[START PROVIDED INFORMATION]

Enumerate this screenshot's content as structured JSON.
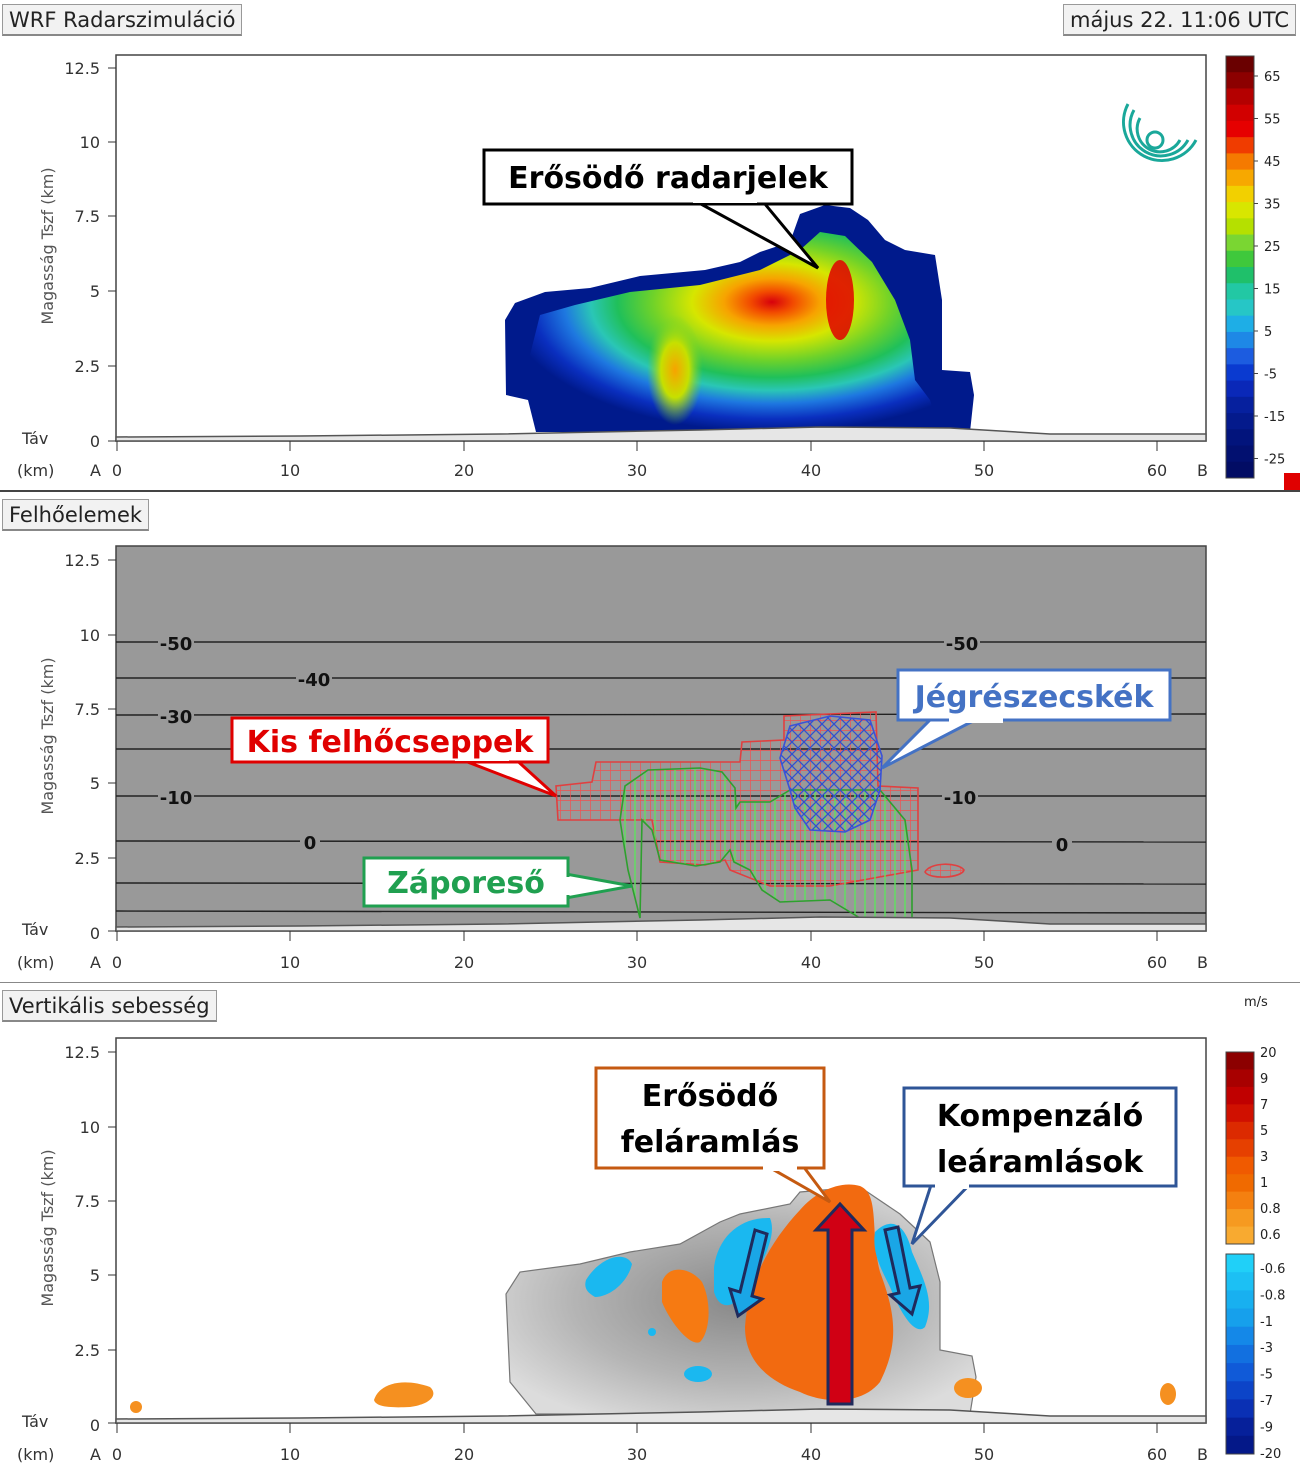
{
  "header": {
    "title": "WRF Radarszimuláció",
    "datetime": "május 22. 11:06 UTC"
  },
  "axes": {
    "ylabel": "Magasság Tszf (km)",
    "y_ticks": [
      "12.5",
      "10",
      "7.5",
      "5",
      "2.5",
      "0"
    ],
    "x_ticks": [
      "0",
      "10",
      "20",
      "30",
      "40",
      "50",
      "60"
    ],
    "x_label_top": "Táv",
    "x_label_bottom": "(km)",
    "x_start_label": "A",
    "x_end_label": "B",
    "x_range": [
      0,
      63
    ],
    "y_range": [
      0,
      13
    ]
  },
  "panels": [
    {
      "id": "radar",
      "title": "WRF Radarszimuláció",
      "annotation": "Erősödő radarjelek",
      "colorbar_labels": [
        "65",
        "55",
        "45",
        "35",
        "25",
        "15",
        "5",
        "-5",
        "-15",
        "-25"
      ]
    },
    {
      "id": "clouds",
      "title": "Felhőelemek",
      "annotations": {
        "droplets": "Kis felhőcseppek",
        "ice": "Jégrészecskék",
        "rain": "Záporeső"
      },
      "temperature_labels": [
        "-50",
        "-50",
        "-40",
        "-30",
        "-10",
        "-10",
        "0",
        "0"
      ]
    },
    {
      "id": "vertical",
      "title": "Vertikális sebesség",
      "unit": "m/s",
      "annotations": {
        "updraft": [
          "Erősödő",
          "feláramlás"
        ],
        "downdraft": [
          "Kompenzáló",
          "leáramlások"
        ]
      },
      "colorbar_pos_labels": [
        "20",
        "9",
        "7",
        "5",
        "3",
        "1",
        "0.8",
        "0.6"
      ],
      "colorbar_neg_labels": [
        "-0.6",
        "-0.8",
        "-1",
        "-3",
        "-5",
        "-7",
        "-9",
        "-20"
      ]
    }
  ],
  "chart_data": [
    {
      "type": "heatmap",
      "title": "WRF Radarszimuláció",
      "xlabel": "Táv (km)",
      "ylabel": "Magasság Tszf (km)",
      "xlim": [
        0,
        63
      ],
      "ylim": [
        0,
        13
      ],
      "colorbar": {
        "min": -25,
        "max": 65,
        "ticks": [
          65,
          55,
          45,
          35,
          25,
          15,
          5,
          -5,
          -15,
          -25
        ]
      },
      "features": [
        {
          "x_range": [
            23,
            49
          ],
          "y_top": 7.8,
          "max_value": 60,
          "max_at": [
            41.5,
            5.2
          ]
        }
      ]
    },
    {
      "type": "heatmap",
      "title": "Felhőelemek",
      "xlabel": "Táv (km)",
      "ylabel": "Magasság Tszf (km)",
      "isotherms": [
        {
          "value": -50,
          "height_km": 10.0
        },
        {
          "value": -40,
          "height_km": 8.6
        },
        {
          "value": -30,
          "height_km": 7.3
        },
        {
          "value": -10,
          "height_km": 4.6
        },
        {
          "value": 0,
          "height_km": 3.0
        }
      ],
      "regions": [
        {
          "name": "Kis felhőcseppek",
          "x_range": [
            25.5,
            46
          ],
          "y_range": [
            1.5,
            7.3
          ]
        },
        {
          "name": "Jégrészecskék",
          "x_range": [
            38.5,
            44
          ],
          "y_range": [
            3.5,
            6.8
          ]
        },
        {
          "name": "Záporeső",
          "x_range": [
            29.5,
            46
          ],
          "y_range": [
            0,
            5.5
          ]
        }
      ]
    },
    {
      "type": "heatmap",
      "title": "Vertikális sebesség",
      "unit": "m/s",
      "xlabel": "Táv (km)",
      "ylabel": "Magasság Tszf (km)",
      "colorbar": {
        "positive": [
          20,
          9,
          7,
          5,
          3,
          1,
          0.8,
          0.6
        ],
        "negative": [
          -0.6,
          -0.8,
          -1,
          -3,
          -5,
          -7,
          -9,
          -20
        ]
      },
      "features": [
        {
          "name": "Erősödő feláramlás",
          "x": 42,
          "y_range": [
            0.5,
            7.5
          ]
        },
        {
          "name": "Kompenzáló leáramlások",
          "x": [
            35.5,
            45
          ],
          "y_range": [
            3,
            6
          ]
        }
      ]
    }
  ]
}
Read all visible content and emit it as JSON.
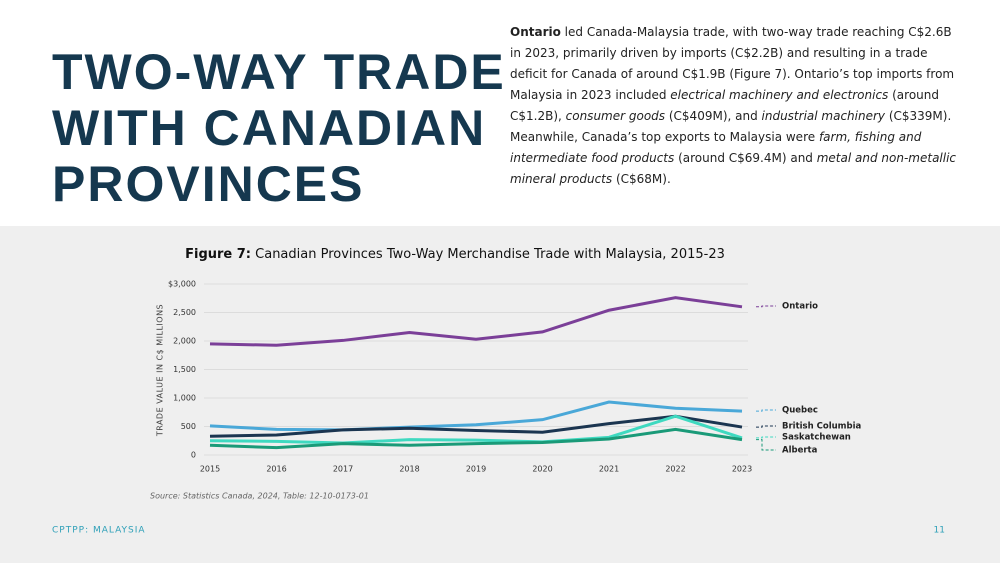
{
  "header": {
    "title_lines": [
      "TWO-WAY TRADE",
      "WITH CANADIAN",
      "PROVINCES"
    ],
    "paragraph": [
      {
        "text": "Ontario",
        "style": "bold"
      },
      {
        "text": " led Canada-Malaysia trade, with two-way trade reaching C$2.6B in 2023, primarily driven by imports (C$2.2B) and resulting in a trade deficit for Canada of around C$1.9B (Figure 7). Ontario’s top imports from Malaysia in 2023 included ",
        "style": "normal"
      },
      {
        "text": "electrical machinery and electronics",
        "style": "italic"
      },
      {
        "text": " (around C$1.2B), ",
        "style": "normal"
      },
      {
        "text": "consumer goods",
        "style": "italic"
      },
      {
        "text": " (C$409M), and ",
        "style": "normal"
      },
      {
        "text": "industrial machinery",
        "style": "italic"
      },
      {
        "text": " (C$339M). Meanwhile, Canada’s top exports to Malaysia were ",
        "style": "normal"
      },
      {
        "text": "farm, fishing and intermediate food products",
        "style": "italic"
      },
      {
        "text": " (around C$69.4M) and ",
        "style": "normal"
      },
      {
        "text": "metal and non-metallic mineral products",
        "style": "italic"
      },
      {
        "text": " (C$68M).",
        "style": "normal"
      }
    ]
  },
  "chart_data": {
    "type": "line",
    "figure_label": "Figure 7:",
    "title": "Canadian Provinces Two-Way Merchandise Trade with Malaysia, 2015-23",
    "y_label": "TRADE VALUE IN C$ MILLIONS",
    "categories": [
      "2015",
      "2016",
      "2017",
      "2018",
      "2019",
      "2020",
      "2021",
      "2022",
      "2023"
    ],
    "series": [
      {
        "name": "Ontario",
        "color": "#7b3f98",
        "values": [
          1950,
          1925,
          2010,
          2150,
          2030,
          2160,
          2540,
          2760,
          2600
        ]
      },
      {
        "name": "Quebec",
        "color": "#4aa8d8",
        "values": [
          510,
          450,
          440,
          490,
          530,
          620,
          930,
          820,
          770
        ]
      },
      {
        "name": "British Columbia",
        "color": "#1b3550",
        "values": [
          330,
          350,
          440,
          470,
          430,
          400,
          550,
          680,
          490
        ]
      },
      {
        "name": "Saskatchewan",
        "color": "#3fd9c0",
        "values": [
          250,
          240,
          210,
          270,
          260,
          230,
          310,
          680,
          300
        ]
      },
      {
        "name": "Alberta",
        "color": "#1a9a78",
        "values": [
          170,
          130,
          200,
          170,
          200,
          220,
          280,
          450,
          270
        ]
      }
    ],
    "ylim": [
      0,
      3000
    ],
    "yticks": [
      0,
      500,
      {
        "value": 1000,
        "label": "1,000"
      },
      {
        "value": 1500,
        "label": "1,500"
      },
      {
        "value": 2000,
        "label": "2,000"
      },
      {
        "value": 2500,
        "label": "2,500"
      },
      {
        "value": 3000,
        "label": "$3,000"
      }
    ],
    "grid": true,
    "source": "Source: Statistics Canada, 2024, Table: 12-10-0173-01"
  },
  "footer": {
    "left": "CPTPP: MALAYSIA",
    "page": "11"
  }
}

[END PROVIDED INFORMATION]

BRIEF: Transcribe the records above verbatim. Do not carry over any picture.

FINISHED EXERCISE:
Enumerate this screenshot's content as structured JSON.
{
  "header": {
    "title": "WRF Radarszimuláció",
    "datetime": "május 22. 11:06 UTC"
  },
  "axes": {
    "ylabel": "Magasság Tszf (km)",
    "y_ticks": [
      "12.5",
      "10",
      "7.5",
      "5",
      "2.5",
      "0"
    ],
    "x_ticks": [
      "0",
      "10",
      "20",
      "30",
      "40",
      "50",
      "60"
    ],
    "x_label_top": "Táv",
    "x_label_bottom": "(km)",
    "x_start_label": "A",
    "x_end_label": "B",
    "x_range": [
      0,
      63
    ],
    "y_range": [
      0,
      13
    ]
  },
  "panels": [
    {
      "id": "radar",
      "title": "WRF Radarszimuláció",
      "annotation": "Erősödő radarjelek",
      "colorbar_labels": [
        "65",
        "55",
        "45",
        "35",
        "25",
        "15",
        "5",
        "-5",
        "-15",
        "-25"
      ]
    },
    {
      "id": "clouds",
      "title": "Felhőelemek",
      "annotations": {
        "droplets": "Kis felhőcseppek",
        "ice": "Jégrészecskék",
        "rain": "Záporeső"
      },
      "temperature_labels": [
        "-50",
        "-50",
        "-40",
        "-30",
        "-10",
        "-10",
        "0",
        "0"
      ]
    },
    {
      "id": "vertical",
      "title": "Vertikális sebesség",
      "unit": "m/s",
      "annotations": {
        "updraft": [
          "Erősödő",
          "feláramlás"
        ],
        "downdraft": [
          "Kompenzáló",
          "leáramlások"
        ]
      },
      "colorbar_pos_labels": [
        "20",
        "9",
        "7",
        "5",
        "3",
        "1",
        "0.8",
        "0.6"
      ],
      "colorbar_neg_labels": [
        "-0.6",
        "-0.8",
        "-1",
        "-3",
        "-5",
        "-7",
        "-9",
        "-20"
      ]
    }
  ],
  "chart_data": [
    {
      "type": "heatmap",
      "title": "WRF Radarszimuláció",
      "xlabel": "Táv (km)",
      "ylabel": "Magasság Tszf (km)",
      "xlim": [
        0,
        63
      ],
      "ylim": [
        0,
        13
      ],
      "colorbar": {
        "min": -25,
        "max": 65,
        "ticks": [
          65,
          55,
          45,
          35,
          25,
          15,
          5,
          -5,
          -15,
          -25
        ]
      },
      "features": [
        {
          "x_range": [
            23,
            49
          ],
          "y_top": 7.8,
          "max_value": 60,
          "max_at": [
            41.5,
            5.2
          ]
        }
      ]
    },
    {
      "type": "heatmap",
      "title": "Felhőelemek",
      "xlabel": "Táv (km)",
      "ylabel": "Magasság Tszf (km)",
      "isotherms": [
        {
          "value": -50,
          "height_km": 10.0
        },
        {
          "value": -40,
          "height_km": 8.6
        },
        {
          "value": -30,
          "height_km": 7.3
        },
        {
          "value": -10,
          "height_km": 4.6
        },
        {
          "value": 0,
          "height_km": 3.0
        }
      ],
      "regions": [
        {
          "name": "Kis felhőcseppek",
          "x_range": [
            25.5,
            46
          ],
          "y_range": [
            1.5,
            7.3
          ]
        },
        {
          "name": "Jégrészecskék",
          "x_range": [
            38.5,
            44
          ],
          "y_range": [
            3.5,
            6.8
          ]
        },
        {
          "name": "Záporeső",
          "x_range": [
            29.5,
            46
          ],
          "y_range": [
            0,
            5.5
          ]
        }
      ]
    },
    {
      "type": "heatmap",
      "title": "Vertikális sebesség",
      "unit": "m/s",
      "xlabel": "Táv (km)",
      "ylabel": "Magasság Tszf (km)",
      "colorbar": {
        "positive": [
          20,
          9,
          7,
          5,
          3,
          1,
          0.8,
          0.6
        ],
        "negative": [
          -0.6,
          -0.8,
          -1,
          -3,
          -5,
          -7,
          -9,
          -20
        ]
      },
      "features": [
        {
          "name": "Erősödő feláramlás",
          "x": 42,
          "y_range": [
            0.5,
            7.5
          ]
        },
        {
          "name": "Kompenzáló leáramlások",
          "x": [
            35.5,
            45
          ],
          "y_range": [
            3,
            6
          ]
        }
      ]
    }
  ]
}
Read all visible content and emit it as JSON.
{
  "header": {
    "title_lines": [
      "TWO-WAY TRADE",
      "WITH CANADIAN",
      "PROVINCES"
    ],
    "paragraph": [
      {
        "text": "Ontario",
        "style": "bold"
      },
      {
        "text": " led Canada-Malaysia trade, with two-way trade reaching C$2.6B in 2023, primarily driven by imports (C$2.2B) and resulting in a trade deficit for Canada of around C$1.9B (Figure 7). Ontario’s top imports from Malaysia in 2023 included ",
        "style": "normal"
      },
      {
        "text": "electrical machinery and electronics",
        "style": "italic"
      },
      {
        "text": " (around C$1.2B), ",
        "style": "normal"
      },
      {
        "text": "consumer goods",
        "style": "italic"
      },
      {
        "text": " (C$409M), and ",
        "style": "normal"
      },
      {
        "text": "industrial machinery",
        "style": "italic"
      },
      {
        "text": " (C$339M). Meanwhile, Canada’s top exports to Malaysia were ",
        "style": "normal"
      },
      {
        "text": "farm, fishing and intermediate food products",
        "style": "italic"
      },
      {
        "text": " (around C$69.4M) and ",
        "style": "normal"
      },
      {
        "text": "metal and non-metallic mineral products",
        "style": "italic"
      },
      {
        "text": " (C$68M).",
        "style": "normal"
      }
    ]
  },
  "chart_data": {
    "type": "line",
    "figure_label": "Figure 7:",
    "title": "Canadian Provinces Two-Way Merchandise Trade with Malaysia, 2015-23",
    "y_label": "TRADE VALUE IN C$ MILLIONS",
    "categories": [
      "2015",
      "2016",
      "2017",
      "2018",
      "2019",
      "2020",
      "2021",
      "2022",
      "2023"
    ],
    "series": [
      {
        "name": "Ontario",
        "color": "#7b3f98",
        "values": [
          1950,
          1925,
          2010,
          2150,
          2030,
          2160,
          2540,
          2760,
          2600
        ]
      },
      {
        "name": "Quebec",
        "color": "#4aa8d8",
        "values": [
          510,
          450,
          440,
          490,
          530,
          620,
          930,
          820,
          770
        ]
      },
      {
        "name": "British Columbia",
        "color": "#1b3550",
        "values": [
          330,
          350,
          440,
          470,
          430,
          400,
          550,
          680,
          490
        ]
      },
      {
        "name": "Saskatchewan",
        "color": "#3fd9c0",
        "values": [
          250,
          240,
          210,
          270,
          260,
          230,
          310,
          680,
          300
        ]
      },
      {
        "name": "Alberta",
        "color": "#1a9a78",
        "values": [
          170,
          130,
          200,
          170,
          200,
          220,
          280,
          450,
          270
        ]
      }
    ],
    "ylim": [
      0,
      3000
    ],
    "yticks": [
      0,
      500,
      {
        "value": 1000,
        "label": "1,000"
      },
      {
        "value": 1500,
        "label": "1,500"
      },
      {
        "value": 2000,
        "label": "2,000"
      },
      {
        "value": 2500,
        "label": "2,500"
      },
      {
        "value": 3000,
        "label": "$3,000"
      }
    ],
    "grid": true,
    "source": "Source: Statistics Canada, 2024, Table: 12-10-0173-01"
  },
  "footer": {
    "left": "CPTPP: MALAYSIA",
    "page": "11"
  }
}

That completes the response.